Supplied material

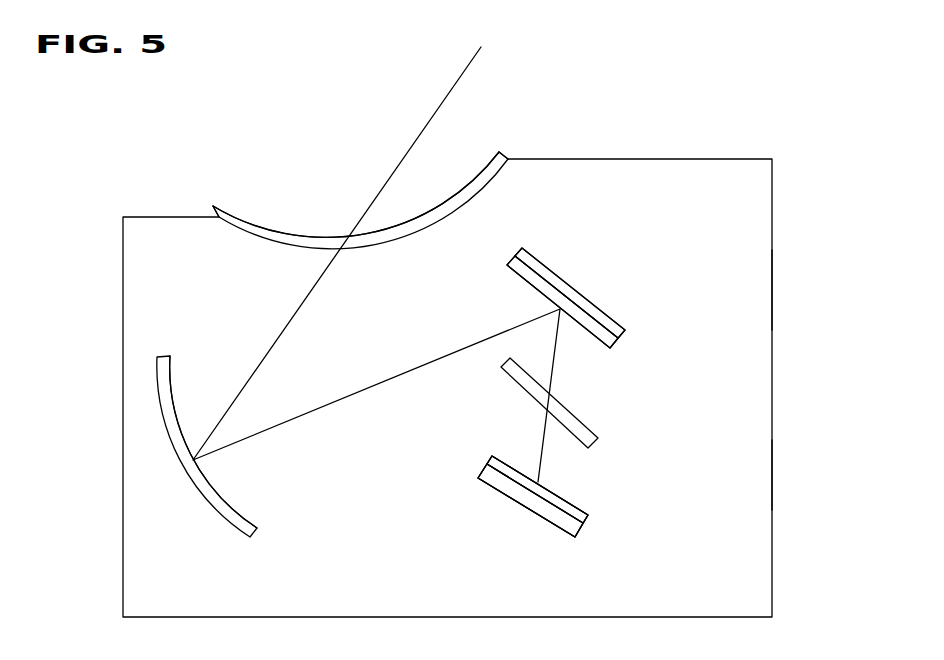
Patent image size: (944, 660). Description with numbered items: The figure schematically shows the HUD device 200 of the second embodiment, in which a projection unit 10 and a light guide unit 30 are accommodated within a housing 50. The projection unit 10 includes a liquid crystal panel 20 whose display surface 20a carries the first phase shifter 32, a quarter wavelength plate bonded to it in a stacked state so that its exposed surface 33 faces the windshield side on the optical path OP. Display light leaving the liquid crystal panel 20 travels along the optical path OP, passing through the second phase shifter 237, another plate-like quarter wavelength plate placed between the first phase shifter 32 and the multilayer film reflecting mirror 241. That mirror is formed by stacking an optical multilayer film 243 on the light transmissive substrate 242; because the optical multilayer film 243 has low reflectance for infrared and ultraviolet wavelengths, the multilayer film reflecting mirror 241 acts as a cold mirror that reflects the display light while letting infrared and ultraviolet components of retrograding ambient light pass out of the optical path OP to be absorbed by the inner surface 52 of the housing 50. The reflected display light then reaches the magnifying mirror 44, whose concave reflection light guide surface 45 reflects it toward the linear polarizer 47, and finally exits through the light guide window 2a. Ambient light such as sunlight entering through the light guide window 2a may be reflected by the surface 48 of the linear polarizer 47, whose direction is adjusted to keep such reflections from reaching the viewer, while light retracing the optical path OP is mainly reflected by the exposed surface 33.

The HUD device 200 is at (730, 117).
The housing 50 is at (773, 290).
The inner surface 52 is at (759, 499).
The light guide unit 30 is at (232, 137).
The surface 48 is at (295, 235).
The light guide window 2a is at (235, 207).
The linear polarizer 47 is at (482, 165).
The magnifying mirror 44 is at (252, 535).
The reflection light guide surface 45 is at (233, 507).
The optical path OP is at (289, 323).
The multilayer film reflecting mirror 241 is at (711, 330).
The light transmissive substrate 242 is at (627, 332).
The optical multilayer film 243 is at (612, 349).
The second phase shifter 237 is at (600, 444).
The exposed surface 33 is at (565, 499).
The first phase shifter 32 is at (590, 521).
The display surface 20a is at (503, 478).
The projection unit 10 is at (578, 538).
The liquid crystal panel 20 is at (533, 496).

Instruction
Can you repeat all of the material above word for word, leaving out the pictures?

Solution
Patent image size: (944, 660). Description with numbered items: The figure schematically shows the HUD device 200 of the second embodiment, in which a projection unit 10 and a light guide unit 30 are accommodated within a housing 50. The projection unit 10 includes a liquid crystal panel 20 whose display surface 20a carries the first phase shifter 32, a quarter wavelength plate bonded to it in a stacked state so that its exposed surface 33 faces the windshield side on the optical path OP. Display light leaving the liquid crystal panel 20 travels along the optical path OP, passing through the second phase shifter 237, another plate-like quarter wavelength plate placed between the first phase shifter 32 and the multilayer film reflecting mirror 241. That mirror is formed by stacking an optical multilayer film 243 on the light transmissive substrate 242; because the optical multilayer film 243 has low reflectance for infrared and ultraviolet wavelengths, the multilayer film reflecting mirror 241 acts as a cold mirror that reflects the display light while letting infrared and ultraviolet components of retrograding ambient light pass out of the optical path OP to be absorbed by the inner surface 52 of the housing 50. The reflected display light then reaches the magnifying mirror 44, whose concave reflection light guide surface 45 reflects it toward the linear polarizer 47, and finally exits through the light guide window 2a. Ambient light such as sunlight entering through the light guide window 2a may be reflected by the surface 48 of the linear polarizer 47, whose direction is adjusted to keep such reflections from reaching the viewer, while light retracing the optical path OP is mainly reflected by the exposed surface 33.

The HUD device 200 is at (730, 117).
The housing 50 is at (773, 290).
The inner surface 52 is at (759, 499).
The light guide unit 30 is at (232, 137).
The surface 48 is at (295, 235).
The light guide window 2a is at (235, 207).
The linear polarizer 47 is at (482, 165).
The magnifying mirror 44 is at (252, 535).
The reflection light guide surface 45 is at (233, 507).
The optical path OP is at (289, 323).
The multilayer film reflecting mirror 241 is at (711, 330).
The light transmissive substrate 242 is at (627, 332).
The optical multilayer film 243 is at (612, 349).
The second phase shifter 237 is at (600, 444).
The exposed surface 33 is at (565, 499).
The first phase shifter 32 is at (590, 521).
The display surface 20a is at (503, 478).
The projection unit 10 is at (578, 538).
The liquid crystal panel 20 is at (533, 496).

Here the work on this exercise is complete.